** begin Task data **

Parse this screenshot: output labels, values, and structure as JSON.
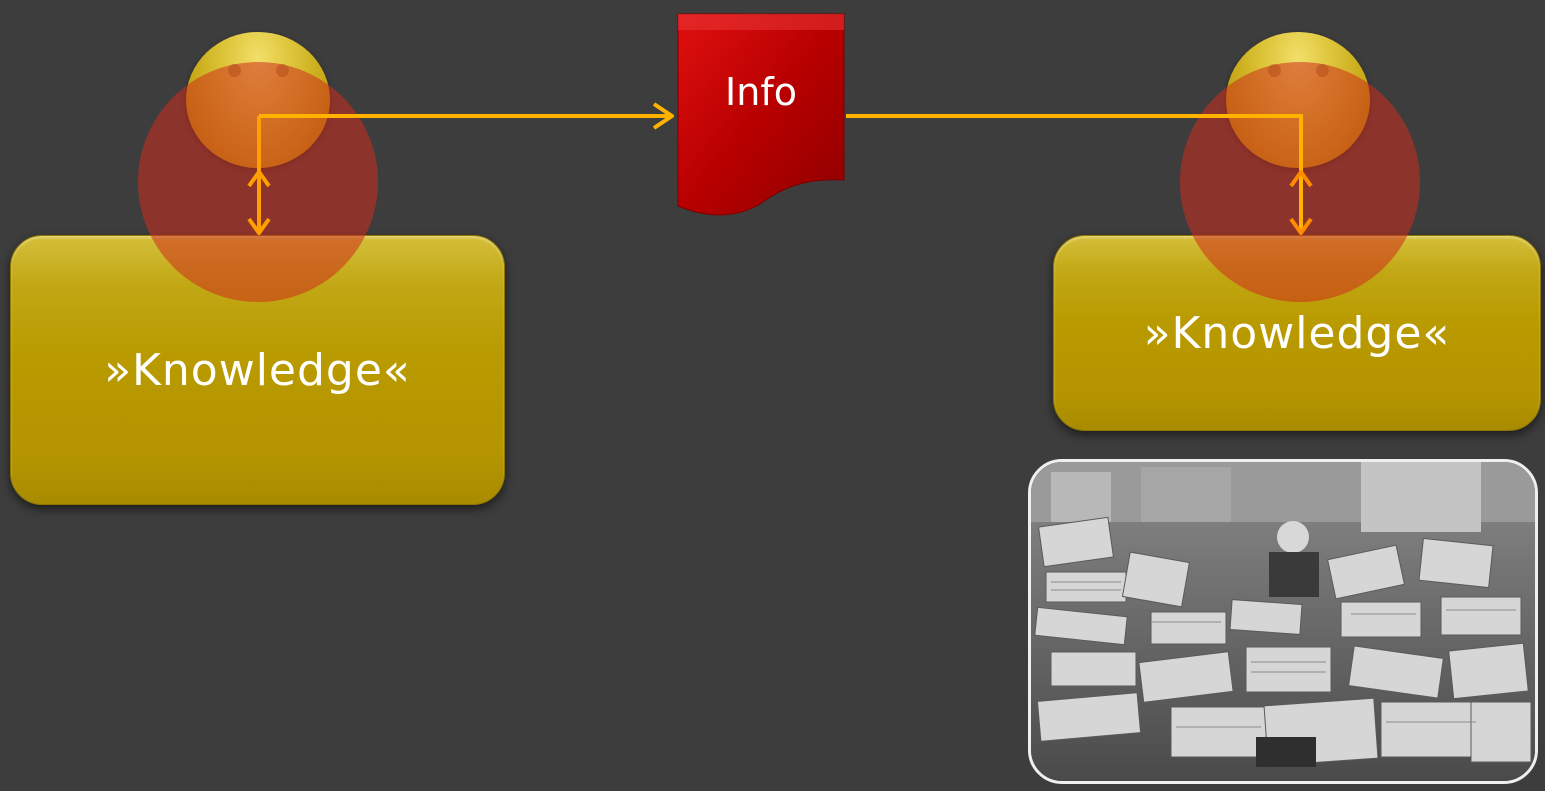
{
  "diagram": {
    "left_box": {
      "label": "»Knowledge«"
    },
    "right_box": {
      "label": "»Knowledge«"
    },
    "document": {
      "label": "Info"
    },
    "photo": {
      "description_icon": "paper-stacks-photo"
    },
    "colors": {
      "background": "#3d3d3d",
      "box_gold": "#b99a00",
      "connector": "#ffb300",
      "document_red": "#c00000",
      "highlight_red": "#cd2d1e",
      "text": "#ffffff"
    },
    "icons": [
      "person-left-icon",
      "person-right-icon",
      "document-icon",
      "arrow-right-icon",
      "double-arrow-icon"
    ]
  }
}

** end Task data **

Work required: Write out the full listing verbatim, excluding its pictures.

Answer in full:
Parse this screenshot: output labels, values, and structure as JSON.
{
  "diagram": {
    "left_box": {
      "label": "»Knowledge«"
    },
    "right_box": {
      "label": "»Knowledge«"
    },
    "document": {
      "label": "Info"
    },
    "photo": {
      "description_icon": "paper-stacks-photo"
    },
    "colors": {
      "background": "#3d3d3d",
      "box_gold": "#b99a00",
      "connector": "#ffb300",
      "document_red": "#c00000",
      "highlight_red": "#cd2d1e",
      "text": "#ffffff"
    },
    "icons": [
      "person-left-icon",
      "person-right-icon",
      "document-icon",
      "arrow-right-icon",
      "double-arrow-icon"
    ]
  }
}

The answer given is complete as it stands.